— Supplied data —
_ _ _ _ _ _ _
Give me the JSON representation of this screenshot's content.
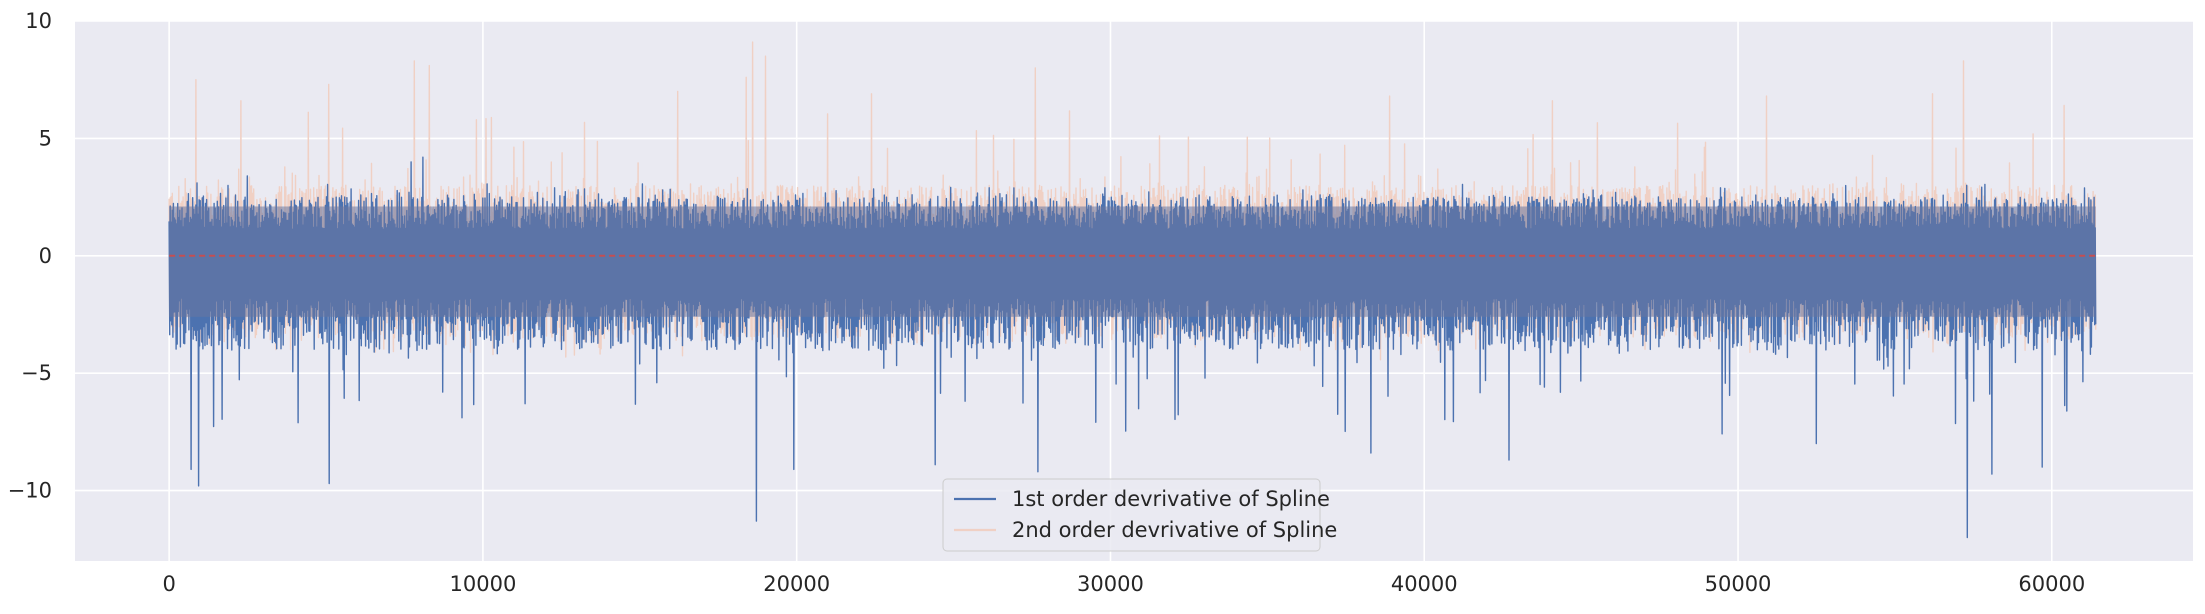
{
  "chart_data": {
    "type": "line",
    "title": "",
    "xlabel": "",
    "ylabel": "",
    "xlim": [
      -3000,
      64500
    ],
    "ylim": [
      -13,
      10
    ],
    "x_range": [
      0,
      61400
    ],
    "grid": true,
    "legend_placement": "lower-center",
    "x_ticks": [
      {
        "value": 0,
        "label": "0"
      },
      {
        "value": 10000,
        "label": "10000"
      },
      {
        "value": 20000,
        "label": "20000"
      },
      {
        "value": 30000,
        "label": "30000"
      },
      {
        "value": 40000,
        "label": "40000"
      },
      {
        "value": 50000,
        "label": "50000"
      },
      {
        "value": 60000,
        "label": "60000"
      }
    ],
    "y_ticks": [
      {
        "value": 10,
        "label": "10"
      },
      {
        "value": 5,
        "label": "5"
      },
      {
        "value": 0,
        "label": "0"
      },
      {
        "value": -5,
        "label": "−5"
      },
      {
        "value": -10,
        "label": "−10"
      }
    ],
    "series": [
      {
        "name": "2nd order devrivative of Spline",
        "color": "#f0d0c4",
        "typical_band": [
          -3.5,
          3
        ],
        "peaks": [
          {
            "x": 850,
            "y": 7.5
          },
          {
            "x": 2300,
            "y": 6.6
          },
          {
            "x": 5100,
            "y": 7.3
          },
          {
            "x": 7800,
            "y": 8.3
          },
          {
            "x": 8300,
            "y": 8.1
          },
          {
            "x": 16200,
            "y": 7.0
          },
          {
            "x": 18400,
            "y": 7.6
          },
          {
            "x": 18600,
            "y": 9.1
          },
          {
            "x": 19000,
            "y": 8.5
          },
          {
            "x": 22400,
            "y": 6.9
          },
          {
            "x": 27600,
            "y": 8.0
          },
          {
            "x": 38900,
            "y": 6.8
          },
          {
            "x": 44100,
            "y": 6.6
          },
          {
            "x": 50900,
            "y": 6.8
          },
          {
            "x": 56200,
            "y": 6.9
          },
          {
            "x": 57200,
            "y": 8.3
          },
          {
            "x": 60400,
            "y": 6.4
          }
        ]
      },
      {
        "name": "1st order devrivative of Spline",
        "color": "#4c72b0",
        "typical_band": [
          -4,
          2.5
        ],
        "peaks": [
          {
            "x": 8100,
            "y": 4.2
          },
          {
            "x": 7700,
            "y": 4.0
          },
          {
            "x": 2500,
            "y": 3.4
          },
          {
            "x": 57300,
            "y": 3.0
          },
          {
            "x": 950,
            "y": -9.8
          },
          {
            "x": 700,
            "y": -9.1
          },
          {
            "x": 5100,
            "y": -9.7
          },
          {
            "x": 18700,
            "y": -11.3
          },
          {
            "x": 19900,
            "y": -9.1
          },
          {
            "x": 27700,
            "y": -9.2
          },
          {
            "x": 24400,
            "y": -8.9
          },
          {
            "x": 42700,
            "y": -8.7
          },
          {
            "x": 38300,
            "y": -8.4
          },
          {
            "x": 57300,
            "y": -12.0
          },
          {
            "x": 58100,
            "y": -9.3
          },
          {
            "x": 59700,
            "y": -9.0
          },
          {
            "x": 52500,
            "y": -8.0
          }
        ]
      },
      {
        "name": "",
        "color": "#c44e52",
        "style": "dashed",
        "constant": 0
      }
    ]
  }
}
_ _ _ _ _ _ _
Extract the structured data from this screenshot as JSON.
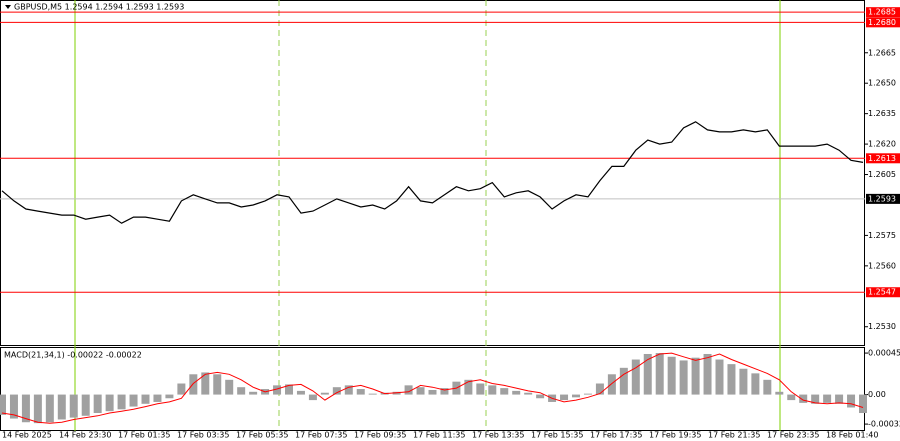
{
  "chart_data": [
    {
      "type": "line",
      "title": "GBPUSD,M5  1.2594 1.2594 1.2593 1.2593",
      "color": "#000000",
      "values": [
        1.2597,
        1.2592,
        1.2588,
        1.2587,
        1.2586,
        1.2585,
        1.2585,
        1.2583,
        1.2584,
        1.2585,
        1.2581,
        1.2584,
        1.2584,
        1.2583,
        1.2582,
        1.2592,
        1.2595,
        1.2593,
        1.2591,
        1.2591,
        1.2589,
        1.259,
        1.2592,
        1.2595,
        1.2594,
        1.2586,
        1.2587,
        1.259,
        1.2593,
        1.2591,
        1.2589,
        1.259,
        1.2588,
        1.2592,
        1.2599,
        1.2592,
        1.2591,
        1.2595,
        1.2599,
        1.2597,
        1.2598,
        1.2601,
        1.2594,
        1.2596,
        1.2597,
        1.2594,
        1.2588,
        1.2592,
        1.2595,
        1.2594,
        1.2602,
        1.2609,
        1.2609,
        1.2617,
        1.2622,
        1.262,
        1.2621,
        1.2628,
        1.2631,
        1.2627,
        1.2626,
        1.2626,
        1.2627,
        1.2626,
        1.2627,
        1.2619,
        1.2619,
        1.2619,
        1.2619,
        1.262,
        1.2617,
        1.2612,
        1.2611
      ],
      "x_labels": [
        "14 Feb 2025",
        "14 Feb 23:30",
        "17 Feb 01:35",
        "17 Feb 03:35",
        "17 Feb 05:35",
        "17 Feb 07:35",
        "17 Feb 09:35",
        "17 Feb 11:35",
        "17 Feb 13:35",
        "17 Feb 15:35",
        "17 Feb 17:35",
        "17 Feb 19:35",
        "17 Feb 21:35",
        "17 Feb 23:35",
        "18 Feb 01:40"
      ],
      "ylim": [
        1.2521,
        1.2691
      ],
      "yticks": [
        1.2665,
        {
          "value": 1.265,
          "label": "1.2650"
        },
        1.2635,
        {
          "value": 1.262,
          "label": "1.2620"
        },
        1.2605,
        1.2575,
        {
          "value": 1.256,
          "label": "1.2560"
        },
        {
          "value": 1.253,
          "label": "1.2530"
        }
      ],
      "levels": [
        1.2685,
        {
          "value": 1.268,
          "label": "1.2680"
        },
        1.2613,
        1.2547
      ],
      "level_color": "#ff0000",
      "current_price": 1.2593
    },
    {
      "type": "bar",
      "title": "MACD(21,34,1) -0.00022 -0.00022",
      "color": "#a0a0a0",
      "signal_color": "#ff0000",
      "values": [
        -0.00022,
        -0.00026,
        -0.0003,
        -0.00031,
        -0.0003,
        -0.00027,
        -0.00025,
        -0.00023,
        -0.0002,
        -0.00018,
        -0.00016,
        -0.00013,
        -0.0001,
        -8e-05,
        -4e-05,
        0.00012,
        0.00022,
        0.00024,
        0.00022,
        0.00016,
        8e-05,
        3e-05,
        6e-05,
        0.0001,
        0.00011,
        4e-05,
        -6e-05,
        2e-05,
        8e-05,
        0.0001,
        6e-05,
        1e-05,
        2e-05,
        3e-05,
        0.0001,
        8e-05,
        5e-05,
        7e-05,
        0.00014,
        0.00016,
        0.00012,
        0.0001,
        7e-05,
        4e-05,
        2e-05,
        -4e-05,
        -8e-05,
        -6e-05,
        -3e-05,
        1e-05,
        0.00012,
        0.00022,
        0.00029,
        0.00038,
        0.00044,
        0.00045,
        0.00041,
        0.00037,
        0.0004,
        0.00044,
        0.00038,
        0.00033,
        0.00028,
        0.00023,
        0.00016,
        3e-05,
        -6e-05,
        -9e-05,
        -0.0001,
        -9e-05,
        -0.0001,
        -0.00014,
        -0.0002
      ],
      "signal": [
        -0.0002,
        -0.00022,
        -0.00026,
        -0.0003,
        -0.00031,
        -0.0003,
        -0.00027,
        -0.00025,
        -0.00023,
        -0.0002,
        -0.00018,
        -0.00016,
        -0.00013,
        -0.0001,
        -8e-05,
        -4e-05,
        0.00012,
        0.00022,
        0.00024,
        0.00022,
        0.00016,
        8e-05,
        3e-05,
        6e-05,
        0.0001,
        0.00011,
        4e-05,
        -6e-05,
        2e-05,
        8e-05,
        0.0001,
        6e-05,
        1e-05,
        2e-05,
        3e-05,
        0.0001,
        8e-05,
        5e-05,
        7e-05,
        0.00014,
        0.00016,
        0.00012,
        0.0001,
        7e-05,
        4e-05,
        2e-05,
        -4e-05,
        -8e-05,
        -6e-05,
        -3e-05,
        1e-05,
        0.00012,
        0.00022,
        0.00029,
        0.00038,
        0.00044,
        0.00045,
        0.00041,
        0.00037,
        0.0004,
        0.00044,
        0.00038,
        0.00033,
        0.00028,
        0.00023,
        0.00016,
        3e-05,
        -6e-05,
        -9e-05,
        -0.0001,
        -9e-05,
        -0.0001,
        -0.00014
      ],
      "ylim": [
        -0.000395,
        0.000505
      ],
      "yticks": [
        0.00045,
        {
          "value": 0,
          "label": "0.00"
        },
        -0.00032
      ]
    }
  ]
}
_ _ _ _ _ _ _
— Given instruction —
Copy all lines from the material that include "Spline".

— Response —
        "name": "2nd order devrivative of Spline",
        "name": "1st order devrivative of Spline",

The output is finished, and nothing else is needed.